Lay out the data from the line with "Give me the" up to and including the line with "column-size[interactable]: Size [1128, 91, 1151, 105]" as a numbered list, leaving out any blank lines.
begin DATASET
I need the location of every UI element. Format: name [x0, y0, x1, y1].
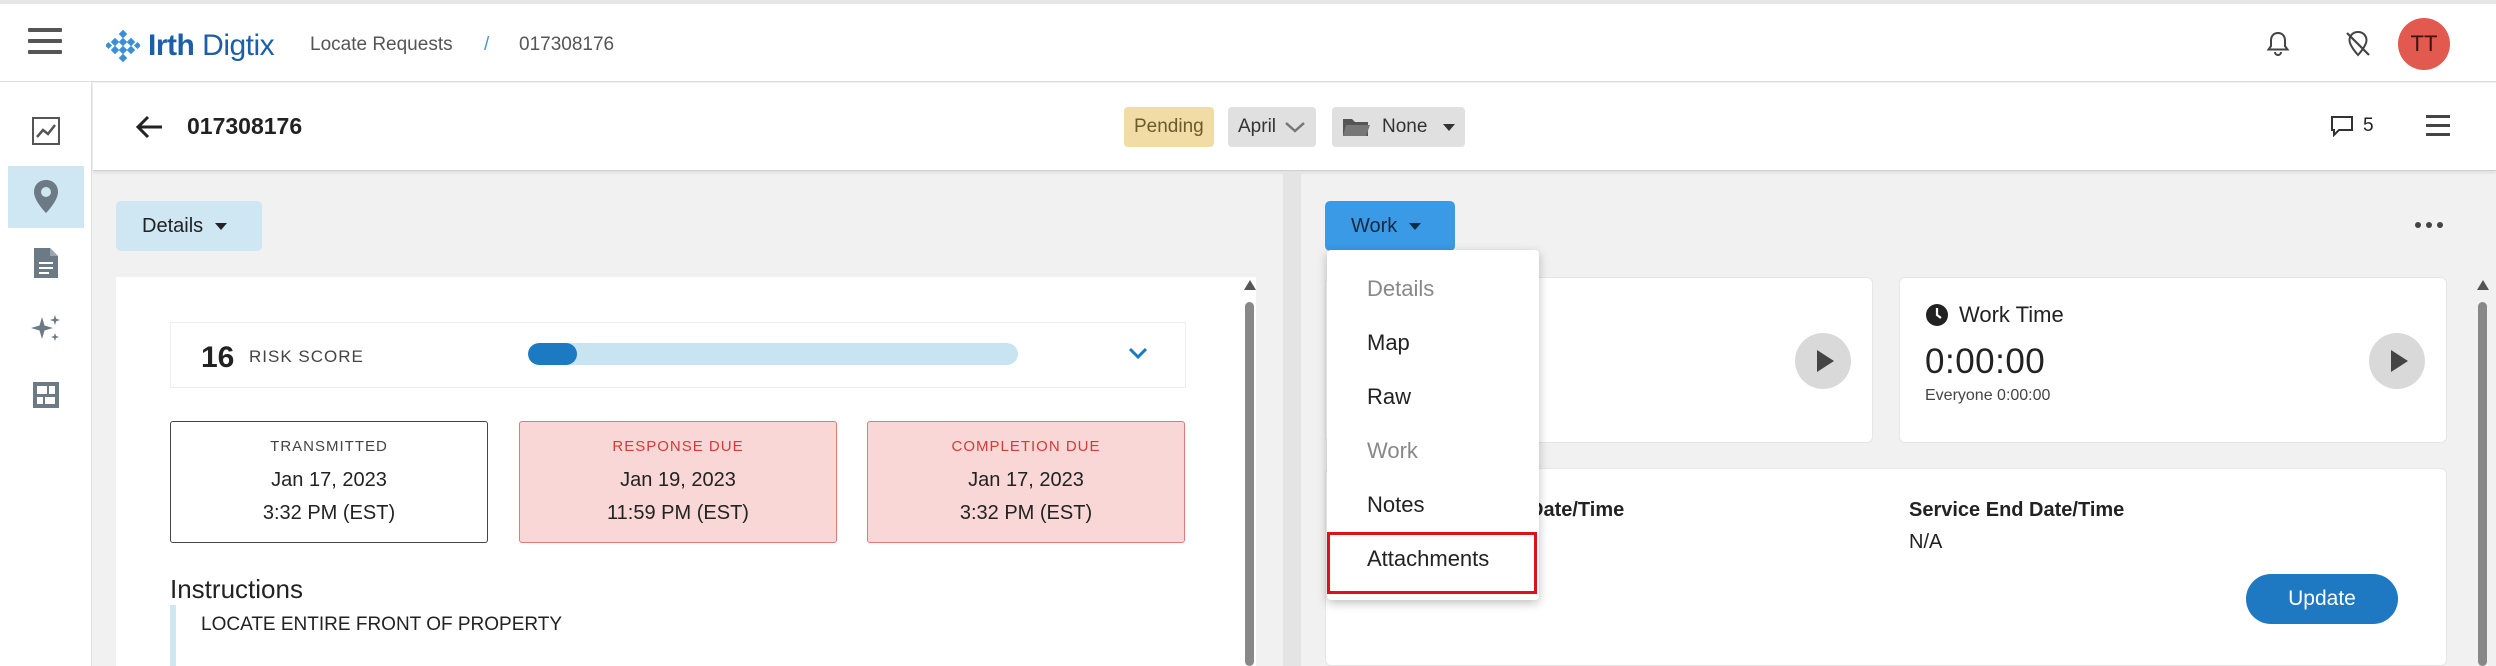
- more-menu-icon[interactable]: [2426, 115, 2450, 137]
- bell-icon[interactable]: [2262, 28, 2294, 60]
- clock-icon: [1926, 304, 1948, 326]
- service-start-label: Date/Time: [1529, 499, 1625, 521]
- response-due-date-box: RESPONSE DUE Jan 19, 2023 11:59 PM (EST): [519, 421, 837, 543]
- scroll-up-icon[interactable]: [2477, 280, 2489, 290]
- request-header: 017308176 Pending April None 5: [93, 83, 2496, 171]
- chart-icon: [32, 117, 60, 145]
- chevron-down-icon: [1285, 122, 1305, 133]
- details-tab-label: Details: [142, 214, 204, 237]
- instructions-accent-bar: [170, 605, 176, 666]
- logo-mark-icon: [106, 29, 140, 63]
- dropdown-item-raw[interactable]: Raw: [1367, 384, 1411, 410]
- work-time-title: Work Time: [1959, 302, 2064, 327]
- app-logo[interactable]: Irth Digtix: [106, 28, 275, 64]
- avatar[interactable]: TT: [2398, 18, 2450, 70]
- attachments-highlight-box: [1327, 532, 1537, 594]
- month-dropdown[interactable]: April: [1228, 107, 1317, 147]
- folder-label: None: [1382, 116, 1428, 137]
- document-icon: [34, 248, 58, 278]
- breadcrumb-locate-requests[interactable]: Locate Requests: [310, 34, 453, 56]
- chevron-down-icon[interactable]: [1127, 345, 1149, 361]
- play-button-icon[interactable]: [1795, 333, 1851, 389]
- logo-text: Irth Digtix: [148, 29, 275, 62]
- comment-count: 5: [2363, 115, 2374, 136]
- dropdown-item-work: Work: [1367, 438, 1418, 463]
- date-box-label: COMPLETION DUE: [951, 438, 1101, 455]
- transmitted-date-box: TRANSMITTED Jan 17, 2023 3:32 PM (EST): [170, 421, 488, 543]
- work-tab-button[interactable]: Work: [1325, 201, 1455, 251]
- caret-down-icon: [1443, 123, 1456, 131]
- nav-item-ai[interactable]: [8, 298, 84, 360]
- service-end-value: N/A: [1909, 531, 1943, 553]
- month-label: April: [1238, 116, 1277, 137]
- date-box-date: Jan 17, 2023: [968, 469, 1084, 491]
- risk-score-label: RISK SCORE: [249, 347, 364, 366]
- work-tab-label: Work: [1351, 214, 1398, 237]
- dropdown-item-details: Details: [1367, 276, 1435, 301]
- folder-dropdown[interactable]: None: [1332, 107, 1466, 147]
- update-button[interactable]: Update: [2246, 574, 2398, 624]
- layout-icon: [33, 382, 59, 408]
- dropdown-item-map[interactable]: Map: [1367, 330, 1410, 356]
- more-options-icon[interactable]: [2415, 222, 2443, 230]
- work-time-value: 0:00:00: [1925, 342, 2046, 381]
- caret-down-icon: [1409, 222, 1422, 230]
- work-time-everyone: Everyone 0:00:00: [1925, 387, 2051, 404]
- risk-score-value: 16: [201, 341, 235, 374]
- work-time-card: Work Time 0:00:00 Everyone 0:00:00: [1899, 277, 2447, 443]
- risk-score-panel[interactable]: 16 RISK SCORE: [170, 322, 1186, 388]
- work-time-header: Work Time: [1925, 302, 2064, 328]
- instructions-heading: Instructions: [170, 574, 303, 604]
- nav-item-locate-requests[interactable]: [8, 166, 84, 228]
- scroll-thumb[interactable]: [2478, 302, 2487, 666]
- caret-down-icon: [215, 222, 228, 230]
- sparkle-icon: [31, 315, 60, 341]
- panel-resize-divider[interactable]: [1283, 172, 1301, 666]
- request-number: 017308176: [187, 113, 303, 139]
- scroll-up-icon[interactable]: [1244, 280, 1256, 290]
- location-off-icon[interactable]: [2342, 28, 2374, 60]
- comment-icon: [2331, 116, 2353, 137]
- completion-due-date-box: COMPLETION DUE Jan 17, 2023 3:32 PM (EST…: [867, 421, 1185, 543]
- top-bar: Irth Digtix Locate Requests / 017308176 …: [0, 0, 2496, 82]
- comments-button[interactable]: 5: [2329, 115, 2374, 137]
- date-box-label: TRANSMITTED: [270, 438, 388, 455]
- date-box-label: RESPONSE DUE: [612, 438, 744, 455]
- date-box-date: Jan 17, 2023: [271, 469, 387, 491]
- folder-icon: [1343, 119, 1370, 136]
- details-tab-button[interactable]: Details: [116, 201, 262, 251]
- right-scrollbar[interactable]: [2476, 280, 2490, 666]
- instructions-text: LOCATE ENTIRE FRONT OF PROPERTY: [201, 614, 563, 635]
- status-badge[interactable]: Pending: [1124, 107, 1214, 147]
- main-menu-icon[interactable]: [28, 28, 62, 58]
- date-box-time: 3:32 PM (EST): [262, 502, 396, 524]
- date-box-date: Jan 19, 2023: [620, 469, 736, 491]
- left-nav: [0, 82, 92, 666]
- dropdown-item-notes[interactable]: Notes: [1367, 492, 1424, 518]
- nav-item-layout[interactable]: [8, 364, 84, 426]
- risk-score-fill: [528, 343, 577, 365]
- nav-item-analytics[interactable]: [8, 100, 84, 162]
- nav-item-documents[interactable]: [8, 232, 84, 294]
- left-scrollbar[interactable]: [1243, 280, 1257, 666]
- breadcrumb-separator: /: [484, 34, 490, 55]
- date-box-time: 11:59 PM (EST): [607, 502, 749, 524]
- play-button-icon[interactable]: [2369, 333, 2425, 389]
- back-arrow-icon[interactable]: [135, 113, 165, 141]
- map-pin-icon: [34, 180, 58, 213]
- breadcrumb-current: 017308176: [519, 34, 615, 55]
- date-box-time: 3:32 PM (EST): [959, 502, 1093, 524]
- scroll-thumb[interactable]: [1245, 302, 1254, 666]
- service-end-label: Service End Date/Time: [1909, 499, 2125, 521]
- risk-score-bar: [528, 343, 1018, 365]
end DATASET
begin DATASET
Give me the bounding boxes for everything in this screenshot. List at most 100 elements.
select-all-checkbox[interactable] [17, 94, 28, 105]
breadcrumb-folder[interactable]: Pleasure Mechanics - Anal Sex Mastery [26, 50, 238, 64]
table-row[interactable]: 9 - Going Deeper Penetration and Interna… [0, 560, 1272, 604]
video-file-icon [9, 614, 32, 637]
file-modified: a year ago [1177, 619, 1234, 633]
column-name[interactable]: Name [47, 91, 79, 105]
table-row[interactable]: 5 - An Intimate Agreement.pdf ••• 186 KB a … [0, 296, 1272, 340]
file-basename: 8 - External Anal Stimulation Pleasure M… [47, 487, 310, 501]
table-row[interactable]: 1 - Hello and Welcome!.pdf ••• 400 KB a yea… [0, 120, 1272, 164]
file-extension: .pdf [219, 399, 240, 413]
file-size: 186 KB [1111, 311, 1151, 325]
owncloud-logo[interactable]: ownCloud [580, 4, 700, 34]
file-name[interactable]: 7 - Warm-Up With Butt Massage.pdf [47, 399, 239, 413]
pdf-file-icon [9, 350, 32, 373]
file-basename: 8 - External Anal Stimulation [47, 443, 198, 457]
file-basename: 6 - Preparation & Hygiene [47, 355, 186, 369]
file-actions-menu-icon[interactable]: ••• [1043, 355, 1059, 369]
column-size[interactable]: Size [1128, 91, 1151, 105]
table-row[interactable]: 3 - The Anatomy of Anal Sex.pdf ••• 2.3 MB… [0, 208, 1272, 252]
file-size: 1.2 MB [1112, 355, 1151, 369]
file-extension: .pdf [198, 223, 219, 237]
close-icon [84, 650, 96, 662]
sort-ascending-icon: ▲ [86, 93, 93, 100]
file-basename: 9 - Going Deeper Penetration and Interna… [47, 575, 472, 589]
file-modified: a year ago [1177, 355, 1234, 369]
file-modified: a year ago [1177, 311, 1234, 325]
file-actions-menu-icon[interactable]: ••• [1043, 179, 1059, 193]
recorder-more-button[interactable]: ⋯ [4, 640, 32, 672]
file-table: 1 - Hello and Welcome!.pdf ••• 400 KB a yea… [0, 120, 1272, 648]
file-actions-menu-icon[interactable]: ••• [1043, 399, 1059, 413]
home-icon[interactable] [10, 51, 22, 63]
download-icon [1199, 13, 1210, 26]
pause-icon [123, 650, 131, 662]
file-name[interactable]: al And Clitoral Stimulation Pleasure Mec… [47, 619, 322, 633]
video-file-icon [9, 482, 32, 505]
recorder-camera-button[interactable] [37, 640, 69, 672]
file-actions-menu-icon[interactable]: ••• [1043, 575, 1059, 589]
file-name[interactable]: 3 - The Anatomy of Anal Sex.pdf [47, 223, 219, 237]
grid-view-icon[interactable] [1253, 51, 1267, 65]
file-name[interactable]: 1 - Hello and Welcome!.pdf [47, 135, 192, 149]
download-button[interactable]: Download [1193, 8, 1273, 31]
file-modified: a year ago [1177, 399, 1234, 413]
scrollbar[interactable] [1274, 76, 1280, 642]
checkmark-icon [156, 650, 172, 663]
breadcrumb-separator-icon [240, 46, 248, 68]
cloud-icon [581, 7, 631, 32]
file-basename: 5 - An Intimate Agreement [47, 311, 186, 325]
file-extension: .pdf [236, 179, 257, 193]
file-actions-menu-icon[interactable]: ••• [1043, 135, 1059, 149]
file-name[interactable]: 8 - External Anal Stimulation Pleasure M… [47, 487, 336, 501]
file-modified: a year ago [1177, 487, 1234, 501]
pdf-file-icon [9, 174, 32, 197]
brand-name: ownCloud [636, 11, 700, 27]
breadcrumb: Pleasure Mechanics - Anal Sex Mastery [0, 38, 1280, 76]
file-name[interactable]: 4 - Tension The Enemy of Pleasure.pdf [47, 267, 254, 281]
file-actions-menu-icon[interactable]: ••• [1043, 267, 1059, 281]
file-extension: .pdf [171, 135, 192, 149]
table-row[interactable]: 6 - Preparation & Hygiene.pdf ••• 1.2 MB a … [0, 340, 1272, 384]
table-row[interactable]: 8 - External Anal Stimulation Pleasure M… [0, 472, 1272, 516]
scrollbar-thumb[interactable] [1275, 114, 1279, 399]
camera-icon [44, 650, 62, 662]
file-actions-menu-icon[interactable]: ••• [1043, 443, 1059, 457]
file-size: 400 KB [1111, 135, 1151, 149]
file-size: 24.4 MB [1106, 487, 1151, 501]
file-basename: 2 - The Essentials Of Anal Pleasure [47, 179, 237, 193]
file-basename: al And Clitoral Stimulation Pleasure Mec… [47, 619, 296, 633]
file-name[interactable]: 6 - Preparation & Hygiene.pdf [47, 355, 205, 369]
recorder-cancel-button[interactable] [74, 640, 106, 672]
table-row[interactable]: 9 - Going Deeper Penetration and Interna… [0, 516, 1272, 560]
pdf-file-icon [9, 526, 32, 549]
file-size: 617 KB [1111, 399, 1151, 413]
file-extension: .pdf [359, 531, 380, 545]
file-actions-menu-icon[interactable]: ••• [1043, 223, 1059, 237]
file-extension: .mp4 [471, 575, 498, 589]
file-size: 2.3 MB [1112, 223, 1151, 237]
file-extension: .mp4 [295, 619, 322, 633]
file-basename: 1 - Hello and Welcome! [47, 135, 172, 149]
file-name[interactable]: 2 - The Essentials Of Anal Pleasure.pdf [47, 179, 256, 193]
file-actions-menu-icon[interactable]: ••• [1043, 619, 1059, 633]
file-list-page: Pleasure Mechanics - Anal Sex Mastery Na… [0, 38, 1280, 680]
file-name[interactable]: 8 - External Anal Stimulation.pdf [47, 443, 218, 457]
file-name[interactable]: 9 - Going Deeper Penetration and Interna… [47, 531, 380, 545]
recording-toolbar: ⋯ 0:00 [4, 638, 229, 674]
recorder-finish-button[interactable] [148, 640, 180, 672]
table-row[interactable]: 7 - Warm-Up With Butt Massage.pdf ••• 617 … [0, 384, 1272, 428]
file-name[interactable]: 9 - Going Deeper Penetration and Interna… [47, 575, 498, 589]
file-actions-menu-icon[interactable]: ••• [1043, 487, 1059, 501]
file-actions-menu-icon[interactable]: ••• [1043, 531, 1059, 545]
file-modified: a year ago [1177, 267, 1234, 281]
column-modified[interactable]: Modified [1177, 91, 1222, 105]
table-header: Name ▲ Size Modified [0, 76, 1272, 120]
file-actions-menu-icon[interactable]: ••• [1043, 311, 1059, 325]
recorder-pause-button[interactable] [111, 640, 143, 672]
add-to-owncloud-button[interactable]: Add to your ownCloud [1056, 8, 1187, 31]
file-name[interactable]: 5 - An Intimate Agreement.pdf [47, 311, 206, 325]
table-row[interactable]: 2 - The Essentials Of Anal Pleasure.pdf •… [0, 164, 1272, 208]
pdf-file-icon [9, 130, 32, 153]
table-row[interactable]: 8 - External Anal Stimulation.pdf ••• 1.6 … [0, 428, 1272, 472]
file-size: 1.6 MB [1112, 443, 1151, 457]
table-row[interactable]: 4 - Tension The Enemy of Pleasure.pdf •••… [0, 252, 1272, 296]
end DATASET
begin DATASET
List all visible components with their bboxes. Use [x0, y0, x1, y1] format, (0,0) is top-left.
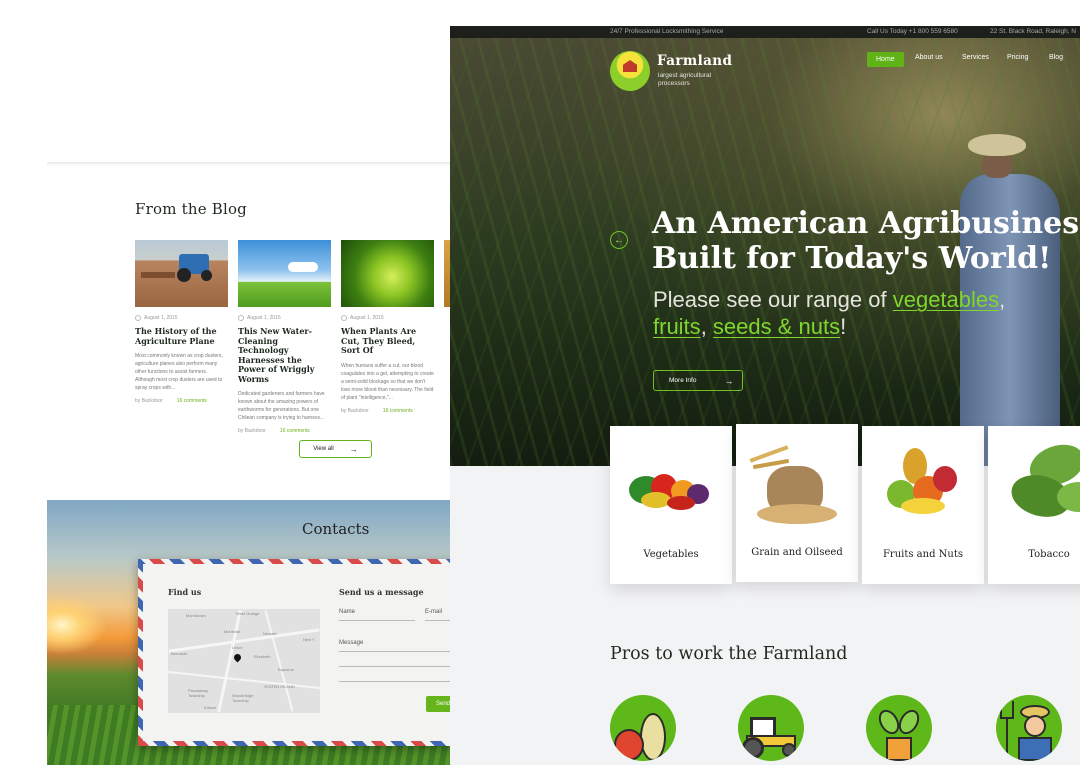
end DATASET
* [TASK OUTPUT]:
1. Give me the bounding boxes for everything in this screenshot. List at most 100 elements.
2. select-all-checkbox[interactable] [17, 94, 28, 105]
3. breadcrumb-folder[interactable]: Pleasure Mechanics - Anal Sex Mastery [26, 50, 238, 64]
4. table-row[interactable]: 9 - Going Deeper Penetration and Interna… [0, 560, 1272, 604]
5. video-file-icon [9, 614, 32, 637]
6. file-modified: a year ago [1177, 619, 1234, 633]
7. column-name[interactable]: Name [47, 91, 79, 105]
8. table-row[interactable]: 5 - An Intimate Agreement.pdf ••• 186 KB a … [0, 296, 1272, 340]
9. file-basename: 8 - External Anal Stimulation Pleasure M… [47, 487, 310, 501]
10. table-row[interactable]: 1 - Hello and Welcome!.pdf ••• 400 KB a yea… [0, 120, 1272, 164]
11. file-extension: .pdf [219, 399, 240, 413]
12. file-size: 186 KB [1111, 311, 1151, 325]
13. owncloud-logo[interactable]: ownCloud [580, 4, 700, 34]
14. file-name[interactable]: 7 - Warm-Up With Butt Massage.pdf [47, 399, 239, 413]
15. pdf-file-icon [9, 350, 32, 373]
16. file-basename: 8 - External Anal Stimulation [47, 443, 198, 457]
17. file-basename: 6 - Preparation & Hygiene [47, 355, 186, 369]
18. file-actions-menu-icon[interactable]: ••• [1043, 355, 1059, 369]
19. column-size[interactable]: Size [1128, 91, 1151, 105]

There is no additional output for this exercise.